> _Passage cité_
---
5.6 S'agissant de l'allégation selon laquelle l'auteur aurait été agressé
par un inspecteur de police judiciaire et forcé de participer à un enregistrement
de l'interrogatoire, l'État partie considère que l'auteur ne formule pas
une réclamation distincte à cet égard, mais justifie son refus d'accepter
les services d'un interprète désigné par le tribunal. Toutefois, l'État
partie estime que, dans la mesure où ces allégations soulèvent la question
de la violation des dispositions du paragraphe 3 g) de l'article 14, de
l'article 7 et/ou du paragraphe 1 de l'article 10, l'auteur n'a pas épuisé
les recours internes disponibles pour en démontrer le bien-fondé, et qu'en
conséquence sa plainte est irrecevable.
5.7 Dans l'autre éventualité, l'État partie déclare que l'auteur n'a pas
apporté suffisamment d'éléments de preuve à l'appui de son allégation et
qu'en conséquence le Comité devrait la déclarer irrecevable au motif qu'elle
n'a pas été étayée. L'État partie fournit le rapport de l'inspecteur de
police judiciaire pour réfuter les allégations de contrainte et d'agression.(7)
5.8 Pour ce qui est de l'allégation de violation du paragraphe 5 de l'article
14, l'État partie fait valoir que l'auteur ne précisant pas la raison sur
laquelle il se fonde pour dénoncer une violation de ces dispositions, les
allégations de l'auteur à cet égard sont irrecevables car incompatibles
avec lesdites dispositions et, en outre, que l'auteur n'a pas étayé sa plainte.
5.9 L'État partie note que le Comité a examiné la question de l'application
du paragraphe 5 de l'article 14 aux systèmes juridiques internes et a reconnu
que l'expression «conformément à la loi» signifiait que les États étaient
en droit de réglementer les modalités internes de l'exercice du droit de
recours, sous réserve que la réglementation ainsi adoptée n'empêche pas
l'accès effectif à la justice (8). L'État partie affirme que «la
réglementation du nombre de recours dont peut connaître la Haute Cour n'empêche
pas l'accès effectif à cette juridiction par des requérants qui contestent
les décisions des juridictions inférieures» (9). Il déclare qu'il
réglemente l'exercice du droit de recours par la Haute Cour en exigeant
des requérants qu'ils obtiennent une autorisation spéciale de faire appel.
---
> _Lignes fournies_
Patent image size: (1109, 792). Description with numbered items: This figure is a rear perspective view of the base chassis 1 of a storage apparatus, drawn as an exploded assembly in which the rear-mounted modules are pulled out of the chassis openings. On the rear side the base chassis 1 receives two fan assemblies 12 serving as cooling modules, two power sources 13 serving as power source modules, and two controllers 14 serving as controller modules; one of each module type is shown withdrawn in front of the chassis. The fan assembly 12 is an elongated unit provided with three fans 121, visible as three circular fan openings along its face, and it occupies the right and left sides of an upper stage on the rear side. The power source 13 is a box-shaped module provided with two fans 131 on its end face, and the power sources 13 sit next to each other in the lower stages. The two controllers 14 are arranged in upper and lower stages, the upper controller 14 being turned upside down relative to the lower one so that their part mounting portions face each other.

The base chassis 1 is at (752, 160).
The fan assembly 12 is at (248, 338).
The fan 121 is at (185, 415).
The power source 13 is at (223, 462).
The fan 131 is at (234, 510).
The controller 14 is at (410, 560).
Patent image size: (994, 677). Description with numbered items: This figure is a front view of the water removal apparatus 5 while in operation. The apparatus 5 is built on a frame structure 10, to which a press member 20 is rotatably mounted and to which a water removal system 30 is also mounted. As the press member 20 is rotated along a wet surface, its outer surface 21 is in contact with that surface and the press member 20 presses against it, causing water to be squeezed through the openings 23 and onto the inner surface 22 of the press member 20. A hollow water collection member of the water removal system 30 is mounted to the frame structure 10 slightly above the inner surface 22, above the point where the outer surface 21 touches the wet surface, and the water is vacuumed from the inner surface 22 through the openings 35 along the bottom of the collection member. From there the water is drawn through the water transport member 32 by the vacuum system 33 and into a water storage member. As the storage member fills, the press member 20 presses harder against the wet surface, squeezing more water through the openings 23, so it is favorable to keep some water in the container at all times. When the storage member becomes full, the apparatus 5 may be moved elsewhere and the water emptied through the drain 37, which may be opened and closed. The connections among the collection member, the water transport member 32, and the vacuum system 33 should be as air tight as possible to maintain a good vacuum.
---
D'après le passage cité, quelle condition l'État partie impose-t-il aux requérants pour exercer le droit de recours devant la Haute Cour ? Seul le passage cité sert de source.

Ils doivent obtenir une autorisation spéciale de faire appel.